**Written exercise:**
Omit every image, and transcribe the remaining entries exactly as given.

**Information provided:**

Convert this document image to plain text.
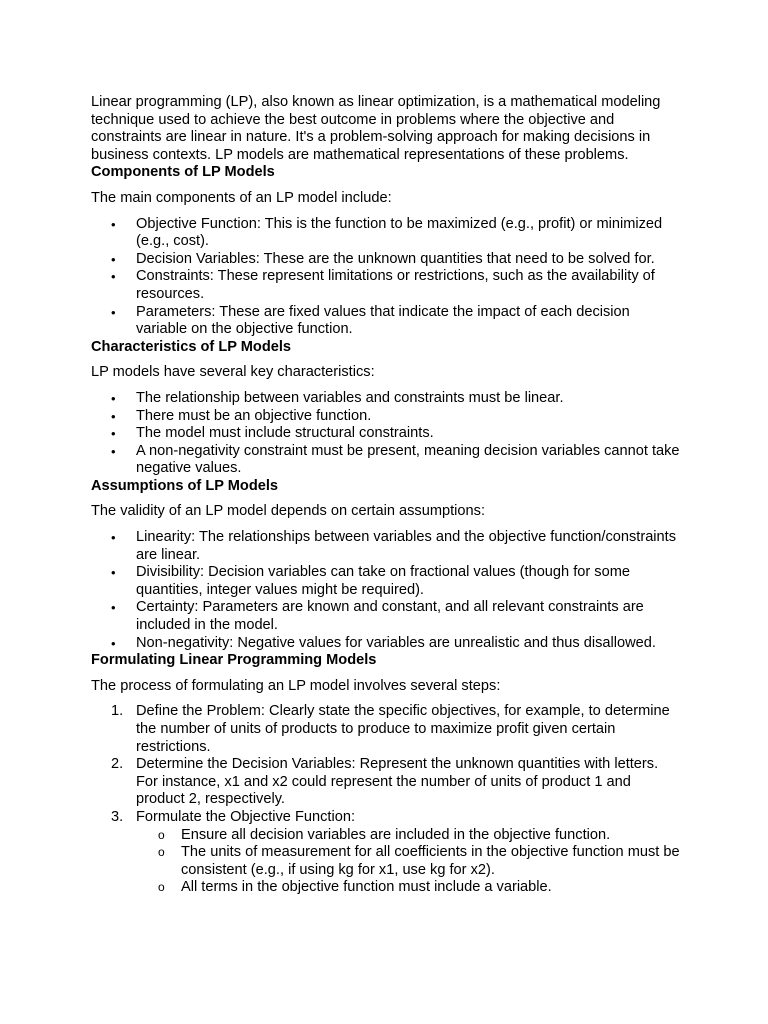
Linear programming (LP), also known as linear optimization, is a mathematical modeling technique used to achieve the best outcome in problems where the objective and constraints are linear in nature. It's a problem-solving approach for making decisions in business contexts. LP models are mathematical representations of these problems.

Components of LP Models

The main components of an LP model include:

• Objective Function: This is the function to be maximized (e.g., profit) or minimized (e.g., cost).
• Decision Variables: These are the unknown quantities that need to be solved for.
• Constraints: These represent limitations or restrictions, such as the availability of resources.
• Parameters: These are fixed values that indicate the impact of each decision variable on the objective function.
Characteristics of LP Models

LP models have several key characteristics:

• The relationship between variables and constraints must be linear.
• There must be an objective function.
• The model must include structural constraints.
• A non-negativity constraint must be present, meaning decision variables cannot take negative values.
Assumptions of LP Models

The validity of an LP model depends on certain assumptions:

• Linearity: The relationships between variables and the objective function/constraints are linear.
• Divisibility: Decision variables can take on fractional values (though for some quantities, integer values might be required).
• Certainty: Parameters are known and constant, and all relevant constraints are included in the model.
• Non-negativity: Negative values for variables are unrealistic and thus disallowed.
Formulating Linear Programming Models

The process of formulating an LP model involves several steps:

1. Define the Problem: Clearly state the specific objectives, for example, to determine the number of units of products to produce to maximize profit given certain restrictions.
2. Determine the Decision Variables: Represent the unknown quantities with letters. For instance, x1 and x2 could represent the number of units of product 1 and product 2, respectively.
3. Formulate the Objective Function:
o Ensure all decision variables are included in the objective function.
o The units of measurement for all coefficients in the objective function must be consistent (e.g., if using kg for x1, use kg for x2).
o All terms in the objective function must include a variable.
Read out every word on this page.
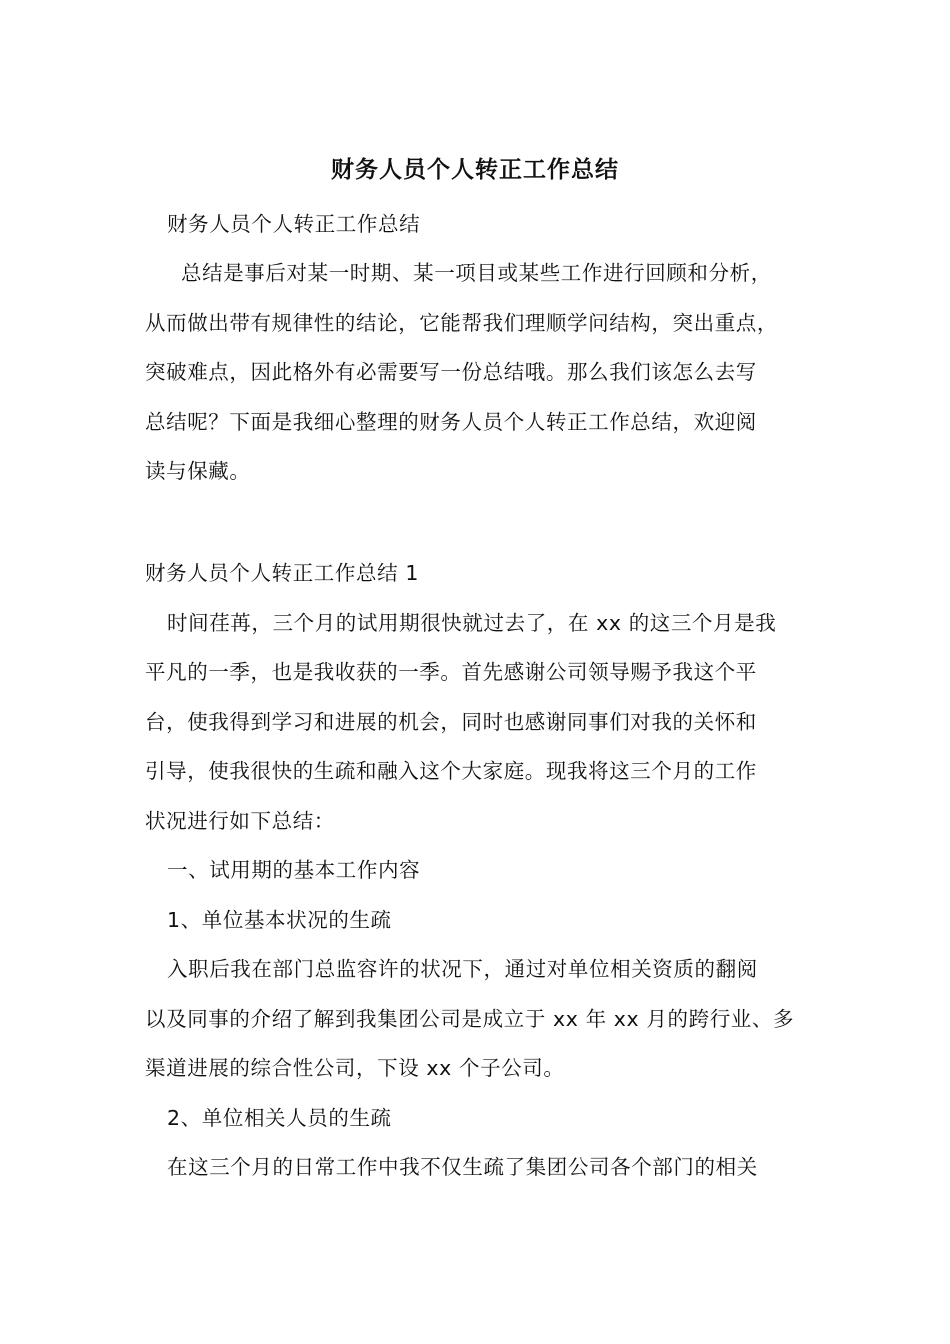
财务人员个人转正工作总结
财务人员个人转正工作总结
总结是事后对某一时期、某一项目或某些工作进行回顾和分析，
从而做出带有规律性的结论，它能帮我们理顺学问结构，突出重点，
突破难点，因此格外有必需要写一份总结哦。那么我们该怎么去写
总结呢？下面是我细心整理的财务人员个人转正工作总结，欢迎阅
读与保藏。
财务人员个人转正工作总结 1
时间荏苒，三个月的试用期很快就过去了，在 xx 的这三个月是我
平凡的一季，也是我收获的一季。首先感谢公司领导赐予我这个平
台，使我得到学习和进展的机会，同时也感谢同事们对我的关怀和
引导，使我很快的生疏和融入这个大家庭。现我将这三个月的工作
状况进行如下总结：
一、试用期的基本工作内容
1、单位基本状况的生疏
入职后我在部门总监容许的状况下，通过对单位相关资质的翻阅
以及同事的介绍了解到我集团公司是成立于 xx 年 xx 月的跨行业、多
渠道进展的综合性公司，下设 xx 个子公司。
2、单位相关人员的生疏
在这三个月的日常工作中我不仅生疏了集团公司各个部门的相关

**Response to the exercise:**
Convert this document image to plain text.
Linear programming (LP), also known as linear optimization, is a mathematical modeling technique used to achieve the best outcome in problems where the objective and constraints are linear in nature. It's a problem-solving approach for making decisions in business contexts. LP models are mathematical representations of these problems.

Components of LP Models

The main components of an LP model include:

• Objective Function: This is the function to be maximized (e.g., profit) or minimized (e.g., cost).
• Decision Variables: These are the unknown quantities that need to be solved for.
• Constraints: These represent limitations or restrictions, such as the availability of resources.
• Parameters: These are fixed values that indicate the impact of each decision variable on the objective function.
Characteristics of LP Models

LP models have several key characteristics:

• The relationship between variables and constraints must be linear.
• There must be an objective function.
• The model must include structural constraints.
• A non-negativity constraint must be present, meaning decision variables cannot take negative values.
Assumptions of LP Models

The validity of an LP model depends on certain assumptions:

• Linearity: The relationships between variables and the objective function/constraints are linear.
• Divisibility: Decision variables can take on fractional values (though for some quantities, integer values might be required).
• Certainty: Parameters are known and constant, and all relevant constraints are included in the model.
• Non-negativity: Negative values for variables are unrealistic and thus disallowed.
Formulating Linear Programming Models

The process of formulating an LP model involves several steps:

1. Define the Problem: Clearly state the specific objectives, for example, to determine the number of units of products to produce to maximize profit given certain restrictions.
2. Determine the Decision Variables: Represent the unknown quantities with letters. For instance, x1 and x2 could represent the number of units of product 1 and product 2, respectively.
3. Formulate the Objective Function:
o Ensure all decision variables are included in the objective function.
o The units of measurement for all coefficients in the objective function must be consistent (e.g., if using kg for x1, use kg for x2).
o All terms in the objective function must include a variable.
Read out every word on this page.
财务人员个人转正工作总结
财务人员个人转正工作总结
总结是事后对某一时期、某一项目或某些工作进行回顾和分析，
从而做出带有规律性的结论，它能帮我们理顺学问结构，突出重点，
突破难点，因此格外有必需要写一份总结哦。那么我们该怎么去写
总结呢？下面是我细心整理的财务人员个人转正工作总结，欢迎阅
读与保藏。
财务人员个人转正工作总结 1
时间荏苒，三个月的试用期很快就过去了，在 xx 的这三个月是我
平凡的一季，也是我收获的一季。首先感谢公司领导赐予我这个平
台，使我得到学习和进展的机会，同时也感谢同事们对我的关怀和
引导，使我很快的生疏和融入这个大家庭。现我将这三个月的工作
状况进行如下总结：
一、试用期的基本工作内容
1、单位基本状况的生疏
入职后我在部门总监容许的状况下，通过对单位相关资质的翻阅
以及同事的介绍了解到我集团公司是成立于 xx 年 xx 月的跨行业、多
渠道进展的综合性公司，下设 xx 个子公司。
2、单位相关人员的生疏
在这三个月的日常工作中我不仅生疏了集团公司各个部门的相关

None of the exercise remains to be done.